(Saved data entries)
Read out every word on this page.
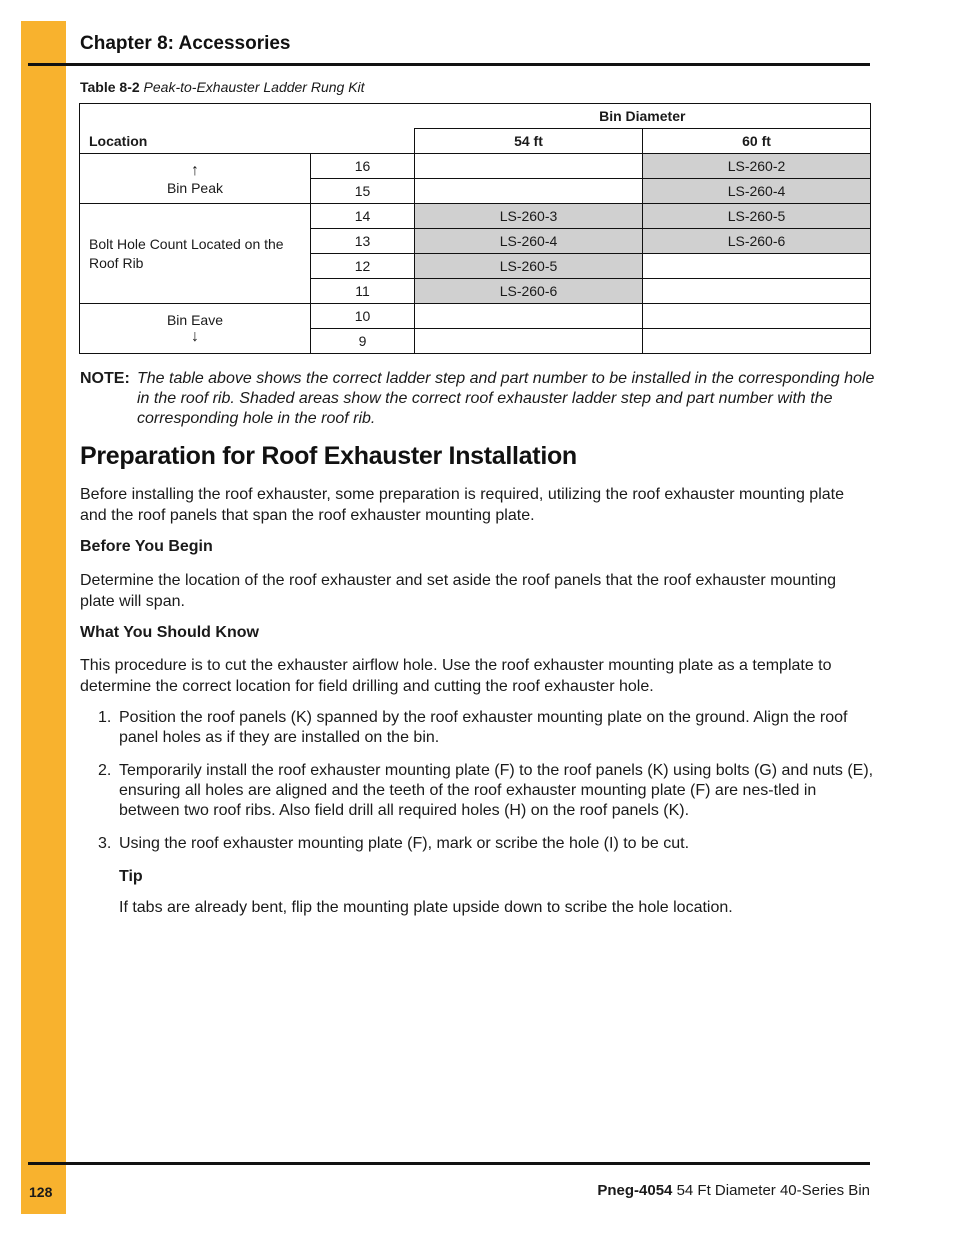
Chapter 8: Accessories
Table 8-2 Peak-to-Exhauster Ladder Rung Kit
		Bin Diameter	
Location		54 ft	60 ft

↑
Bin Peak	16		LS-260-2
	15		LS-260-4
Bolt Hole Count Located on the Roof Rib	14	LS-260-3	LS-260-5
	13	LS-260-4	LS-260-6
	12	LS-260-5	
	11	LS-260-6	
Bin Eave
↓	10		
	9		
NOTE: The table above shows the correct ladder step and part number to be installed in the corresponding hole in the roof rib. Shaded areas show the correct roof exhauster ladder step and part number with the corresponding hole in the roof rib.
Preparation for Roof Exhauster Installation

Before installing the roof exhauster, some preparation is required, utilizing the roof exhauster mounting plate and the roof panels that span the roof exhauster mounting plate.

Before You Begin

Determine the location of the roof exhauster and set aside the roof panels that the roof exhauster mounting plate will span.

What You Should Know

This procedure is to cut the exhauster airflow hole. Use the roof exhauster mounting plate as a template to determine the correct location for field drilling and cutting the roof exhauster hole.

1. Position the roof panels (K) spanned by the roof exhauster mounting plate on the ground. Align the roof panel holes as if they are installed on the bin.
2. Temporarily install the roof exhauster mounting plate (F) to the roof panels (K) using bolts (G) and nuts (E), ensuring all holes are aligned and the teeth of the roof exhauster mounting plate (F) are nes-tled in between two roof ribs. Also field drill all required holes (H) on the roof panels (K).
3. Using the roof exhauster mounting plate (F), mark or scribe the hole (I) to be cut.
Tip
If tabs are already bent, flip the mounting plate upside down to scribe the hole location.
128	Pneg-4054 54 Ft Diameter 40-Series Bin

:: Your goal ::
Write out the full listing verbatim, excluding its pictures.

:: Exercise output ::
Read out every word on this page.
Chapter 8: Accessories
Table 8-2 Peak-to-Exhauster Ladder Rung Kit
		Bin Diameter	
Location		54 ft	60 ft

↑
Bin Peak	16		LS-260-2
	15		LS-260-4
Bolt Hole Count Located on the Roof Rib	14	LS-260-3	LS-260-5
	13	LS-260-4	LS-260-6
	12	LS-260-5	
	11	LS-260-6	
Bin Eave
↓	10		
	9		
NOTE: The table above shows the correct ladder step and part number to be installed in the corresponding hole in the roof rib. Shaded areas show the correct roof exhauster ladder step and part number with the corresponding hole in the roof rib.
Preparation for Roof Exhauster Installation

Before installing the roof exhauster, some preparation is required, utilizing the roof exhauster mounting plate and the roof panels that span the roof exhauster mounting plate.

Before You Begin

Determine the location of the roof exhauster and set aside the roof panels that the roof exhauster mounting plate will span.

What You Should Know

This procedure is to cut the exhauster airflow hole. Use the roof exhauster mounting plate as a template to determine the correct location for field drilling and cutting the roof exhauster hole.

1. Position the roof panels (K) spanned by the roof exhauster mounting plate on the ground. Align the roof panel holes as if they are installed on the bin.
2. Temporarily install the roof exhauster mounting plate (F) to the roof panels (K) using bolts (G) and nuts (E), ensuring all holes are aligned and the teeth of the roof exhauster mounting plate (F) are nes-tled in between two roof ribs. Also field drill all required holes (H) on the roof panels (K).
3. Using the roof exhauster mounting plate (F), mark or scribe the hole (I) to be cut.
Tip
If tabs are already bent, flip the mounting plate upside down to scribe the hole location.
128	Pneg-4054 54 Ft Diameter 40-Series Bin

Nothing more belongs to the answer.